*DATA EXCERPTS*:
---*---
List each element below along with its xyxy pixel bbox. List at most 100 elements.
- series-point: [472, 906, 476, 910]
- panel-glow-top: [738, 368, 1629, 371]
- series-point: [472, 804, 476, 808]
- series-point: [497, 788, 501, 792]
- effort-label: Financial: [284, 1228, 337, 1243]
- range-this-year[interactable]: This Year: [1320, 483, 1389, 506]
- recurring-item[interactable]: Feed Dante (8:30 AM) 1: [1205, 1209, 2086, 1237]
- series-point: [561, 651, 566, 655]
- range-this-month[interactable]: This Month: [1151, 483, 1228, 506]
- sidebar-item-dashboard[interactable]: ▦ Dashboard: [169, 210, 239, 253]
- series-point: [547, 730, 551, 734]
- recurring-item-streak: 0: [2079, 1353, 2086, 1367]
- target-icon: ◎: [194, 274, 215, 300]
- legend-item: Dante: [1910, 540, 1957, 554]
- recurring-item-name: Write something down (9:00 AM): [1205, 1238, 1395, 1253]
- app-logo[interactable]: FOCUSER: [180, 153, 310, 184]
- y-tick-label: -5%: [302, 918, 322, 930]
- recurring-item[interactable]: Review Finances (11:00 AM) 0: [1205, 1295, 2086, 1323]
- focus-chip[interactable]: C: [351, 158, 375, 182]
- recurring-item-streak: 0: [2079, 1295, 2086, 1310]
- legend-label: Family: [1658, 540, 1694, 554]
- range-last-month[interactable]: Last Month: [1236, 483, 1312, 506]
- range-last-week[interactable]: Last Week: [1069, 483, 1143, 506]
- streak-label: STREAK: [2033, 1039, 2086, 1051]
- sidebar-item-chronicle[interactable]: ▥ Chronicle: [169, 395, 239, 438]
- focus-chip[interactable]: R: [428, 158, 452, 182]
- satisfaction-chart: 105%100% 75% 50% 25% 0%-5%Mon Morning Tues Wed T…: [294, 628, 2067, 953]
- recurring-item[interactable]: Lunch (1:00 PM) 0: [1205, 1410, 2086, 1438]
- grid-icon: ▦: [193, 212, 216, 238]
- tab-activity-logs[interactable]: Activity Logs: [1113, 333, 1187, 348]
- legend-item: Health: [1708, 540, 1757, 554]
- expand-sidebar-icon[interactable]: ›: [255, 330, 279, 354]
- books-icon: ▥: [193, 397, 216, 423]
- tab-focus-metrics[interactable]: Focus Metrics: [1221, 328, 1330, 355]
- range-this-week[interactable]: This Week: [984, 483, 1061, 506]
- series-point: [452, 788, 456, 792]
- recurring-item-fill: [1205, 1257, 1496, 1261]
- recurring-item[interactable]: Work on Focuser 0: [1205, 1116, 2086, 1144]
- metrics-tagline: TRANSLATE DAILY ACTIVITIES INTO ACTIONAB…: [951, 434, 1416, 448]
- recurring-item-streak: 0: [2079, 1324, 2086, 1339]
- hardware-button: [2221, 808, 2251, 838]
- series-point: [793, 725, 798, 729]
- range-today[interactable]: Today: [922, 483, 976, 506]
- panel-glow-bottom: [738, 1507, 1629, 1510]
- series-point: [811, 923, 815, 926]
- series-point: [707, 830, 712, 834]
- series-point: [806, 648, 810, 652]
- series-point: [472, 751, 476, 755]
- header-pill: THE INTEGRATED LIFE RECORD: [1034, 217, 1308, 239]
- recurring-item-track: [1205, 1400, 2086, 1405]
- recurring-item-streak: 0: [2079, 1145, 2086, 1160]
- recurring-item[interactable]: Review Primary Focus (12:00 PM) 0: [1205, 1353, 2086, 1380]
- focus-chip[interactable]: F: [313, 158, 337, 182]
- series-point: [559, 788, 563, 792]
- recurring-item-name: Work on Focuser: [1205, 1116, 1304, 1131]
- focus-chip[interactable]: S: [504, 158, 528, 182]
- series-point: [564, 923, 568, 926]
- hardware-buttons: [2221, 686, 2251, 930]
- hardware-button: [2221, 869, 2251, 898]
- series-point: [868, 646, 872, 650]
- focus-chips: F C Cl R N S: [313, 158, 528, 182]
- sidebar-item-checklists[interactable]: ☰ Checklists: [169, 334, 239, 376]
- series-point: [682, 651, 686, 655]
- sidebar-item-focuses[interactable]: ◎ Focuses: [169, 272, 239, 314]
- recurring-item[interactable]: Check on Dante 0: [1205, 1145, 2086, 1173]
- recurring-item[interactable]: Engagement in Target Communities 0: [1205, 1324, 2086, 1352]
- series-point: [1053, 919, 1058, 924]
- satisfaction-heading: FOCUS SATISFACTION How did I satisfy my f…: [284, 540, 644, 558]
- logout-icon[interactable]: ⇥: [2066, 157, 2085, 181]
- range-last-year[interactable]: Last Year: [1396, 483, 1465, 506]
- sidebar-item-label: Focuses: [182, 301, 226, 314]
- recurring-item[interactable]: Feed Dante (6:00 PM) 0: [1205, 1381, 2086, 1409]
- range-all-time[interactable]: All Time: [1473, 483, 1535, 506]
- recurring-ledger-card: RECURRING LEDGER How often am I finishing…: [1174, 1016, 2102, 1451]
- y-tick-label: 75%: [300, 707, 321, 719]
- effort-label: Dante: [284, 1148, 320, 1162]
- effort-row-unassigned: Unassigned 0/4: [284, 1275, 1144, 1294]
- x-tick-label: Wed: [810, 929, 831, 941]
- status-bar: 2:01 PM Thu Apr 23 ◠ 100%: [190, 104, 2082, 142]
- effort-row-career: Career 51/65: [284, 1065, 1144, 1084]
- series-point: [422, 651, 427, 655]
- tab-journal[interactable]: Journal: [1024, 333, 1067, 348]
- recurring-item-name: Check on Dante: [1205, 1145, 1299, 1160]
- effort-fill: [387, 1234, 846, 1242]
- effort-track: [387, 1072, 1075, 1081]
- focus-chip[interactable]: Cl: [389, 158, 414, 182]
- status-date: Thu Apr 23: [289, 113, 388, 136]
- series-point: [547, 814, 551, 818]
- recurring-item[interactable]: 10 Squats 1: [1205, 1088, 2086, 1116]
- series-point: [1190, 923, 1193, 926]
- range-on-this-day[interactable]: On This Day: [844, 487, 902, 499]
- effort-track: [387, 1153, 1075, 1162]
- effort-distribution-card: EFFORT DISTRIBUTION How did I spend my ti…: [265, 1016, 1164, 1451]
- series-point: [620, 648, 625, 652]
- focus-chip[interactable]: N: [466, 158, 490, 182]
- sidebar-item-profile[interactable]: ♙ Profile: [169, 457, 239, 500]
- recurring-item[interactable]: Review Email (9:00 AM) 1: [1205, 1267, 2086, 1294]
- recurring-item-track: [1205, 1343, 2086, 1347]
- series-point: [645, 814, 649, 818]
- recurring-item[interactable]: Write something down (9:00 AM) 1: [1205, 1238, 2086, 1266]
---*---
*TASK TO CARRY OUT*: Reproduce every line of the records above verbatim, preserving their order.

*WRITTEN SOLUTION*:
List each element below along with its xyxy pixel bbox. List at most 100 elements.
- series-point: [472, 906, 476, 910]
- panel-glow-top: [738, 368, 1629, 371]
- series-point: [472, 804, 476, 808]
- series-point: [497, 788, 501, 792]
- effort-label: Financial: [284, 1228, 337, 1243]
- range-this-year[interactable]: This Year: [1320, 483, 1389, 506]
- recurring-item[interactable]: Feed Dante (8:30 AM) 1: [1205, 1209, 2086, 1237]
- series-point: [561, 651, 566, 655]
- range-this-month[interactable]: This Month: [1151, 483, 1228, 506]
- sidebar-item-dashboard[interactable]: ▦ Dashboard: [169, 210, 239, 253]
- series-point: [547, 730, 551, 734]
- recurring-item-streak: 0: [2079, 1353, 2086, 1367]
- target-icon: ◎: [194, 274, 215, 300]
- legend-item: Dante: [1910, 540, 1957, 554]
- recurring-item-name: Write something down (9:00 AM): [1205, 1238, 1395, 1253]
- app-logo[interactable]: FOCUSER: [180, 153, 310, 184]
- y-tick-label: -5%: [302, 918, 322, 930]
- recurring-item[interactable]: Review Finances (11:00 AM) 0: [1205, 1295, 2086, 1323]
- focus-chip[interactable]: C: [351, 158, 375, 182]
- recurring-item-streak: 0: [2079, 1295, 2086, 1310]
- legend-label: Family: [1658, 540, 1694, 554]
- range-last-month[interactable]: Last Month: [1236, 483, 1312, 506]
- range-last-week[interactable]: Last Week: [1069, 483, 1143, 506]
- streak-label: STREAK: [2033, 1039, 2086, 1051]
- sidebar-item-chronicle[interactable]: ▥ Chronicle: [169, 395, 239, 438]
- focus-chip[interactable]: R: [428, 158, 452, 182]
- satisfaction-chart: 105%100% 75% 50% 25% 0%-5%Mon Morning Tues Wed T…: [294, 628, 2067, 953]
- recurring-item[interactable]: Lunch (1:00 PM) 0: [1205, 1410, 2086, 1438]
- grid-icon: ▦: [193, 212, 216, 238]
- tab-activity-logs[interactable]: Activity Logs: [1113, 333, 1187, 348]
- legend-item: Health: [1708, 540, 1757, 554]
- expand-sidebar-icon[interactable]: ›: [255, 330, 279, 354]
- books-icon: ▥: [193, 397, 216, 423]
- tab-focus-metrics[interactable]: Focus Metrics: [1221, 328, 1330, 355]
- range-this-week[interactable]: This Week: [984, 483, 1061, 506]
- series-point: [452, 788, 456, 792]
- recurring-item-fill: [1205, 1257, 1496, 1261]
- recurring-item[interactable]: Work on Focuser 0: [1205, 1116, 2086, 1144]
- metrics-tagline: TRANSLATE DAILY ACTIVITIES INTO ACTIONAB…: [951, 434, 1416, 448]
- recurring-item-streak: 0: [2079, 1324, 2086, 1339]
- hardware-button: [2221, 808, 2251, 838]
- series-point: [793, 725, 798, 729]
- range-today[interactable]: Today: [922, 483, 976, 506]
- panel-glow-bottom: [738, 1507, 1629, 1510]
- series-point: [811, 923, 815, 926]
- series-point: [707, 830, 712, 834]
- series-point: [806, 648, 810, 652]
- series-point: [472, 751, 476, 755]
- header-pill: THE INTEGRATED LIFE RECORD: [1034, 217, 1308, 239]
- recurring-item-track: [1205, 1400, 2086, 1405]
- recurring-item-streak: 0: [2079, 1145, 2086, 1160]
- recurring-item[interactable]: Review Primary Focus (12:00 PM) 0: [1205, 1353, 2086, 1380]
- focus-chip[interactable]: F: [313, 158, 337, 182]
- series-point: [559, 788, 563, 792]
- recurring-item-name: Work on Focuser: [1205, 1116, 1304, 1131]
- focus-chip[interactable]: S: [504, 158, 528, 182]
- series-point: [564, 923, 568, 926]
- hardware-buttons: [2221, 686, 2251, 930]
- hardware-button: [2221, 869, 2251, 898]
- series-point: [868, 646, 872, 650]
- focus-chips: F C Cl R N S: [313, 158, 528, 182]
- sidebar-item-checklists[interactable]: ☰ Checklists: [169, 334, 239, 376]
- series-point: [682, 651, 686, 655]
- sidebar-item-focuses[interactable]: ◎ Focuses: [169, 272, 239, 314]
- recurring-item[interactable]: Check on Dante 0: [1205, 1145, 2086, 1173]
- recurring-item[interactable]: Engagement in Target Communities 0: [1205, 1324, 2086, 1352]
- series-point: [1053, 919, 1058, 924]
- satisfaction-heading: FOCUS SATISFACTION How did I satisfy my f…: [284, 540, 644, 558]
- logout-icon[interactable]: ⇥: [2066, 157, 2085, 181]
- range-last-year[interactable]: Last Year: [1396, 483, 1465, 506]
- sidebar-item-label: Focuses: [182, 301, 226, 314]
- recurring-item[interactable]: Feed Dante (6:00 PM) 0: [1205, 1381, 2086, 1409]
- range-all-time[interactable]: All Time: [1473, 483, 1535, 506]
- recurring-ledger-card: RECURRING LEDGER How often am I finishing…: [1174, 1016, 2102, 1451]
- y-tick-label: 75%: [300, 707, 321, 719]
- effort-label: Dante: [284, 1148, 320, 1162]
- effort-row-unassigned: Unassigned 0/4: [284, 1275, 1144, 1294]
- x-tick-label: Wed: [810, 929, 831, 941]
- status-bar: 2:01 PM Thu Apr 23 ◠ 100%: [190, 104, 2082, 142]
- effort-row-career: Career 51/65: [284, 1065, 1144, 1084]
- series-point: [422, 651, 427, 655]
- tab-journal[interactable]: Journal: [1024, 333, 1067, 348]
- recurring-item-name: Check on Dante: [1205, 1145, 1299, 1160]
- effort-fill: [387, 1234, 846, 1242]
- effort-track: [387, 1072, 1075, 1081]
- focus-chip[interactable]: Cl: [389, 158, 414, 182]
- status-date: Thu Apr 23: [289, 113, 388, 136]
- series-point: [547, 814, 551, 818]
- recurring-item[interactable]: 10 Squats 1: [1205, 1088, 2086, 1116]
- series-point: [1190, 923, 1193, 926]
- range-on-this-day[interactable]: On This Day: [844, 487, 902, 499]
- effort-track: [387, 1153, 1075, 1162]
- effort-distribution-card: EFFORT DISTRIBUTION How did I spend my ti…: [265, 1016, 1164, 1451]
- series-point: [620, 648, 625, 652]
- focus-chip[interactable]: N: [466, 158, 490, 182]
- sidebar-item-profile[interactable]: ♙ Profile: [169, 457, 239, 500]
- recurring-item[interactable]: Review Email (9:00 AM) 1: [1205, 1267, 2086, 1294]
- recurring-item-track: [1205, 1343, 2086, 1347]
- series-point: [645, 814, 649, 818]
- recurring-item[interactable]: Write something down (9:00 AM) 1: [1205, 1238, 2086, 1266]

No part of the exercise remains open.